● Do this:
Return each item below word for word, leaving out the pictures.

***

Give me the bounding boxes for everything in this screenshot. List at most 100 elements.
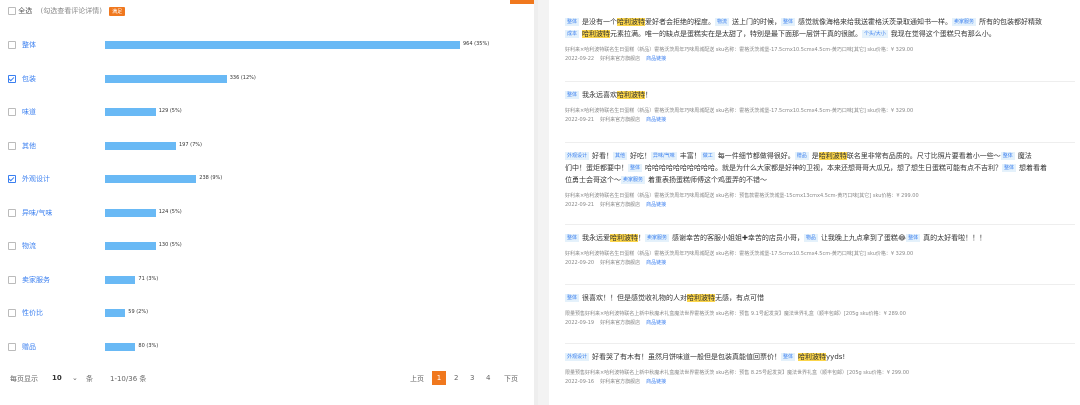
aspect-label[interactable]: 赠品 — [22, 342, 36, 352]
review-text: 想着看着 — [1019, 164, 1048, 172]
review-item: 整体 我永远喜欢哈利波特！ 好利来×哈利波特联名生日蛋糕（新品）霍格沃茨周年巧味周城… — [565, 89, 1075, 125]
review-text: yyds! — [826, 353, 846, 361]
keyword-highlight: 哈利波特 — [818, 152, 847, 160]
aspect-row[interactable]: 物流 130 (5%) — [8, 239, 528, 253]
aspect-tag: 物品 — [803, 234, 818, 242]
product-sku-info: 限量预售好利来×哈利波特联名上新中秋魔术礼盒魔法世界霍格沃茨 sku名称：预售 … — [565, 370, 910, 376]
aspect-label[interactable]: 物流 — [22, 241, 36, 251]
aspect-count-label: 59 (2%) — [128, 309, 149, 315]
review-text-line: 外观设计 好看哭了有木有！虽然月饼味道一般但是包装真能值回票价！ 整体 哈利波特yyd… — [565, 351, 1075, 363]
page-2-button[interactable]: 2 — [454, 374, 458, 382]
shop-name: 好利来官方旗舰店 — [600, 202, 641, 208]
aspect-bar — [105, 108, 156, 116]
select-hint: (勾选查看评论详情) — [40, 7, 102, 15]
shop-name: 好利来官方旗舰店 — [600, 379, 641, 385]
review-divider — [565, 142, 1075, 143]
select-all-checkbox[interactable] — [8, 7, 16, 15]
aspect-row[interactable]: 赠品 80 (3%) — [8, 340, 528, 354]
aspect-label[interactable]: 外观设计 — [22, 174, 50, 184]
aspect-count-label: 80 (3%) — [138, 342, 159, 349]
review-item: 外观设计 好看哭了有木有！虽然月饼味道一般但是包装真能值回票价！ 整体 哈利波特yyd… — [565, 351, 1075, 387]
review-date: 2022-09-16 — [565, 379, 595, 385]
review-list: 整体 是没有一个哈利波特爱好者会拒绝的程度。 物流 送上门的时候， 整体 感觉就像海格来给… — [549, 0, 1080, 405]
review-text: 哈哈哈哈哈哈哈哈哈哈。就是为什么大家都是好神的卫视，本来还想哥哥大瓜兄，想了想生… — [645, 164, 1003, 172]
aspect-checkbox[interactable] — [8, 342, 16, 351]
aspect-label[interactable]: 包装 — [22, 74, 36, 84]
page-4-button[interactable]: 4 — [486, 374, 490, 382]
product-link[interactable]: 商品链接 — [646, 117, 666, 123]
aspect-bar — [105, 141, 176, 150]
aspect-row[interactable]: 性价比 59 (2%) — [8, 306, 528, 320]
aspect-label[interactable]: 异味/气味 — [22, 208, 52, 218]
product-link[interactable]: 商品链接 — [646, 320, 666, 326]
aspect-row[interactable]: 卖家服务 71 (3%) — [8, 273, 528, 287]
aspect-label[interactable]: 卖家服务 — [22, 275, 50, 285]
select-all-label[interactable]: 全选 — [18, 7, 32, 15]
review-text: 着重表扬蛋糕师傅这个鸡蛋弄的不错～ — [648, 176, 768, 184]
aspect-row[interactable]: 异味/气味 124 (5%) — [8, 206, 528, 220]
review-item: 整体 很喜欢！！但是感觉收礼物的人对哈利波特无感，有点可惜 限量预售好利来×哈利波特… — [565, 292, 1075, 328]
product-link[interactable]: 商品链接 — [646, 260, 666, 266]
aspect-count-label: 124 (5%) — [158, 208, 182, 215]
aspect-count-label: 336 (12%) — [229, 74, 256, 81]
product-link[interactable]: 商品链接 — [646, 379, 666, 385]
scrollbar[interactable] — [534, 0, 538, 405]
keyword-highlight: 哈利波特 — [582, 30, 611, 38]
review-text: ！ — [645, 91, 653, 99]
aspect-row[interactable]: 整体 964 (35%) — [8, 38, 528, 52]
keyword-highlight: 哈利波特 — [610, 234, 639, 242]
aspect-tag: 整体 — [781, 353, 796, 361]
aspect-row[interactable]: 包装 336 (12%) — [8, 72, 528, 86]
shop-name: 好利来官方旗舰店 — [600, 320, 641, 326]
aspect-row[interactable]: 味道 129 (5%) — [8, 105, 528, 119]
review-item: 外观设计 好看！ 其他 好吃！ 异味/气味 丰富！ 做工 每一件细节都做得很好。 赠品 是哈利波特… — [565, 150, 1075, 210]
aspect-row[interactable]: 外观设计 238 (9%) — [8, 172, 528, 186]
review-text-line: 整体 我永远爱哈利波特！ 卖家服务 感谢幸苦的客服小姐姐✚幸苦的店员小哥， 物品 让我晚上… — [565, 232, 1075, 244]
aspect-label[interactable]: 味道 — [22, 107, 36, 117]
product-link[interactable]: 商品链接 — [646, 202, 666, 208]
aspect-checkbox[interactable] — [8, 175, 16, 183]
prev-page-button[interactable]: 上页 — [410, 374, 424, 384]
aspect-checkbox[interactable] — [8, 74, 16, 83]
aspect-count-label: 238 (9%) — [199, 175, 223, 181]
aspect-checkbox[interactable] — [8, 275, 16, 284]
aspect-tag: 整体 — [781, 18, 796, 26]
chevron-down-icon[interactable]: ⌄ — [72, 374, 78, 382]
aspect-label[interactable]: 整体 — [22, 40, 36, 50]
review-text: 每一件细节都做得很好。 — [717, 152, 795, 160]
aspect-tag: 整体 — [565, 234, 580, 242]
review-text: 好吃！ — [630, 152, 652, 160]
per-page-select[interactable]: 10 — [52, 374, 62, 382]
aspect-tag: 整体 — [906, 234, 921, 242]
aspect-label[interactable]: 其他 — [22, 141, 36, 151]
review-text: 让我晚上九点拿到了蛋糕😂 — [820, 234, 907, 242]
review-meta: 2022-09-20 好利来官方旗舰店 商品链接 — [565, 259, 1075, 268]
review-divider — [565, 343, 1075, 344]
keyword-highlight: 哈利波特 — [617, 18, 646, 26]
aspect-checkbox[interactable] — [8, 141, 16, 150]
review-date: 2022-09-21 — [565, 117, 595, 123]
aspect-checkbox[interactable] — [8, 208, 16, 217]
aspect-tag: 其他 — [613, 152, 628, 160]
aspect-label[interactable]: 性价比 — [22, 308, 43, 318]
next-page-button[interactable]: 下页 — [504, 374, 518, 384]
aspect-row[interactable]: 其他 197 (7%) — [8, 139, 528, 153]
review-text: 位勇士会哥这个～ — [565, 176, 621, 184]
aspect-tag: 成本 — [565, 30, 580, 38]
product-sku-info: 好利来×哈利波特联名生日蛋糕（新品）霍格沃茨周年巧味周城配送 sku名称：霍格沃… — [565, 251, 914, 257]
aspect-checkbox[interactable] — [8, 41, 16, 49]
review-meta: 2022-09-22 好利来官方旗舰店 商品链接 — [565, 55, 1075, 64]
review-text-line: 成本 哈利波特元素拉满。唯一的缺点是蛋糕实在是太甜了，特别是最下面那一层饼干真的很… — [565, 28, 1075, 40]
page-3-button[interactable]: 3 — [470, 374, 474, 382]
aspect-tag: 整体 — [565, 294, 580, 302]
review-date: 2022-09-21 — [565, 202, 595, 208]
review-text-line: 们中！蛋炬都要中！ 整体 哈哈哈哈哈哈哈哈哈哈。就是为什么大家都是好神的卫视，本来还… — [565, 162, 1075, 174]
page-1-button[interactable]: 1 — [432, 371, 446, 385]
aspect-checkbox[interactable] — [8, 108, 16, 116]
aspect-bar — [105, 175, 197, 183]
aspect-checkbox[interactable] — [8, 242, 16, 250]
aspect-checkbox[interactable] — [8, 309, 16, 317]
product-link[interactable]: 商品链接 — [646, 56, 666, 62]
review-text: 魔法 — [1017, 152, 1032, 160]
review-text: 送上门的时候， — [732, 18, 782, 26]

***

● Solved exercise:
Give me the bounding boxes for everything in this screenshot. List at most 100 elements.
aspect-label[interactable]: 赠品 — [22, 342, 36, 352]
review-text: 想着看着 — [1019, 164, 1048, 172]
review-item: 整体 我永远喜欢哈利波特！ 好利来×哈利波特联名生日蛋糕（新品）霍格沃茨周年巧味周城… — [565, 89, 1075, 125]
review-text: yyds! — [826, 353, 846, 361]
keyword-highlight: 哈利波特 — [818, 152, 847, 160]
aspect-row[interactable]: 物流 130 (5%) — [8, 239, 528, 253]
aspect-tag: 物品 — [803, 234, 818, 242]
product-sku-info: 限量预售好利来×哈利波特联名上新中秋魔术礼盒魔法世界霍格沃茨 sku名称：预售 … — [565, 370, 910, 376]
aspect-label[interactable]: 物流 — [22, 241, 36, 251]
aspect-count-label: 59 (2%) — [128, 309, 149, 315]
review-text-line: 外观设计 好看哭了有木有！虽然月饼味道一般但是包装真能值回票价！ 整体 哈利波特yyd… — [565, 351, 1075, 363]
page-2-button[interactable]: 2 — [454, 374, 458, 382]
shop-name: 好利来官方旗舰店 — [600, 202, 641, 208]
aspect-bar — [105, 108, 156, 116]
select-hint: (勾选查看评论详情) — [40, 7, 102, 15]
shop-name: 好利来官方旗舰店 — [600, 379, 641, 385]
review-divider — [565, 142, 1075, 143]
select-all-checkbox[interactable] — [8, 7, 16, 15]
aspect-row[interactable]: 赠品 80 (3%) — [8, 340, 528, 354]
aspect-label[interactable]: 外观设计 — [22, 174, 50, 184]
aspect-count-label: 80 (3%) — [138, 342, 159, 349]
review-item: 外观设计 好看哭了有木有！虽然月饼味道一般但是包装真能值回票价！ 整体 哈利波特yyd… — [565, 351, 1075, 387]
review-date: 2022-09-16 — [565, 379, 595, 385]
review-list: 整体 是没有一个哈利波特爱好者会拒绝的程度。 物流 送上门的时候， 整体 感觉就像海格来给… — [549, 0, 1080, 405]
review-text: 哈哈哈哈哈哈哈哈哈哈。就是为什么大家都是好神的卫视，本来还想哥哥大瓜兄，想了想生… — [645, 164, 1003, 172]
aspect-checkbox[interactable] — [8, 342, 16, 351]
aspect-label[interactable]: 包装 — [22, 74, 36, 84]
page-4-button[interactable]: 4 — [486, 374, 490, 382]
product-link[interactable]: 商品链接 — [646, 117, 666, 123]
aspect-bar — [105, 141, 176, 150]
aspect-row[interactable]: 性价比 59 (2%) — [8, 306, 528, 320]
aspect-label[interactable]: 异味/气味 — [22, 208, 52, 218]
product-link[interactable]: 商品链接 — [646, 320, 666, 326]
aspect-row[interactable]: 卖家服务 71 (3%) — [8, 273, 528, 287]
aspect-label[interactable]: 卖家服务 — [22, 275, 50, 285]
select-all-label[interactable]: 全选 — [18, 7, 32, 15]
review-text: 着重表扬蛋糕师傅这个鸡蛋弄的不错～ — [648, 176, 768, 184]
aspect-row[interactable]: 异味/气味 124 (5%) — [8, 206, 528, 220]
review-item: 整体 很喜欢！！但是感觉收礼物的人对哈利波特无感，有点可惜 限量预售好利来×哈利波特… — [565, 292, 1075, 328]
product-link[interactable]: 商品链接 — [646, 260, 666, 266]
aspect-count-label: 124 (5%) — [158, 208, 182, 215]
aspect-count-label: 336 (12%) — [229, 74, 256, 81]
product-link[interactable]: 商品链接 — [646, 379, 666, 385]
scrollbar[interactable] — [534, 0, 538, 405]
keyword-highlight: 哈利波特 — [582, 30, 611, 38]
review-text: ！ — [645, 91, 653, 99]
aspect-row[interactable]: 整体 964 (35%) — [8, 38, 528, 52]
keyword-highlight: 哈利波特 — [610, 234, 639, 242]
aspect-tag: 整体 — [781, 353, 796, 361]
aspect-row[interactable]: 包装 336 (12%) — [8, 72, 528, 86]
shop-name: 好利来官方旗舰店 — [600, 320, 641, 326]
aspect-row[interactable]: 味道 129 (5%) — [8, 105, 528, 119]
review-item: 外观设计 好看！ 其他 好吃！ 异味/气味 丰富！ 做工 每一件细节都做得很好。 赠品 是哈利波特… — [565, 150, 1075, 210]
aspect-row[interactable]: 外观设计 238 (9%) — [8, 172, 528, 186]
review-text-line: 整体 我永远爱哈利波特！ 卖家服务 感谢幸苦的客服小姐姐✚幸苦的店员小哥， 物品 让我晚上… — [565, 232, 1075, 244]
aspect-label[interactable]: 味道 — [22, 107, 36, 117]
product-link[interactable]: 商品链接 — [646, 202, 666, 208]
aspect-checkbox[interactable] — [8, 175, 16, 183]
prev-page-button[interactable]: 上页 — [410, 374, 424, 384]
aspect-checkbox[interactable] — [8, 74, 16, 83]
aspect-count-label: 238 (9%) — [199, 175, 223, 181]
aspect-checkbox[interactable] — [8, 275, 16, 284]
aspect-tag: 整体 — [781, 18, 796, 26]
chevron-down-icon[interactable]: ⌄ — [72, 374, 78, 382]
aspect-label[interactable]: 整体 — [22, 40, 36, 50]
review-text: 每一件细节都做得很好。 — [717, 152, 795, 160]
aspect-tag: 整体 — [565, 234, 580, 242]
review-text: 好吃！ — [630, 152, 652, 160]
per-page-select[interactable]: 10 — [52, 374, 62, 382]
aspect-tag: 整体 — [906, 234, 921, 242]
aspect-label[interactable]: 其他 — [22, 141, 36, 151]
review-text: 让我晚上九点拿到了蛋糕😂 — [820, 234, 907, 242]
review-meta: 2022-09-20 好利来官方旗舰店 商品链接 — [565, 259, 1075, 268]
review-divider — [565, 343, 1075, 344]
keyword-highlight: 哈利波特 — [617, 18, 646, 26]
aspect-checkbox[interactable] — [8, 141, 16, 150]
review-date: 2022-09-21 — [565, 117, 595, 123]
aspect-checkbox[interactable] — [8, 208, 16, 217]
aspect-tag: 其他 — [613, 152, 628, 160]
aspect-label[interactable]: 性价比 — [22, 308, 43, 318]
next-page-button[interactable]: 下页 — [504, 374, 518, 384]
aspect-row[interactable]: 其他 197 (7%) — [8, 139, 528, 153]
review-text: 位勇士会哥这个～ — [565, 176, 621, 184]
aspect-tag: 成本 — [565, 30, 580, 38]
product-sku-info: 好利来×哈利波特联名生日蛋糕（新品）霍格沃茨周年巧味周城配送 sku名称：霍格沃… — [565, 251, 914, 257]
aspect-checkbox[interactable] — [8, 41, 16, 49]
review-meta: 2022-09-22 好利来官方旗舰店 商品链接 — [565, 55, 1075, 64]
review-text-line: 成本 哈利波特元素拉满。唯一的缺点是蛋糕实在是太甜了，特别是最下面那一层饼干真的很… — [565, 28, 1075, 40]
page-3-button[interactable]: 3 — [470, 374, 474, 382]
aspect-tag: 整体 — [565, 294, 580, 302]
review-date: 2022-09-21 — [565, 202, 595, 208]
review-text-line: 们中！蛋炬都要中！ 整体 哈哈哈哈哈哈哈哈哈哈。就是为什么大家都是好神的卫视，本来还… — [565, 162, 1075, 174]
page-1-button[interactable]: 1 — [432, 371, 446, 385]
aspect-checkbox[interactable] — [8, 108, 16, 116]
aspect-bar — [105, 175, 197, 183]
aspect-checkbox[interactable] — [8, 242, 16, 250]
aspect-checkbox[interactable] — [8, 309, 16, 317]
product-link[interactable]: 商品链接 — [646, 56, 666, 62]
review-text: 魔法 — [1017, 152, 1032, 160]
review-text: 送上门的时候， — [732, 18, 782, 26]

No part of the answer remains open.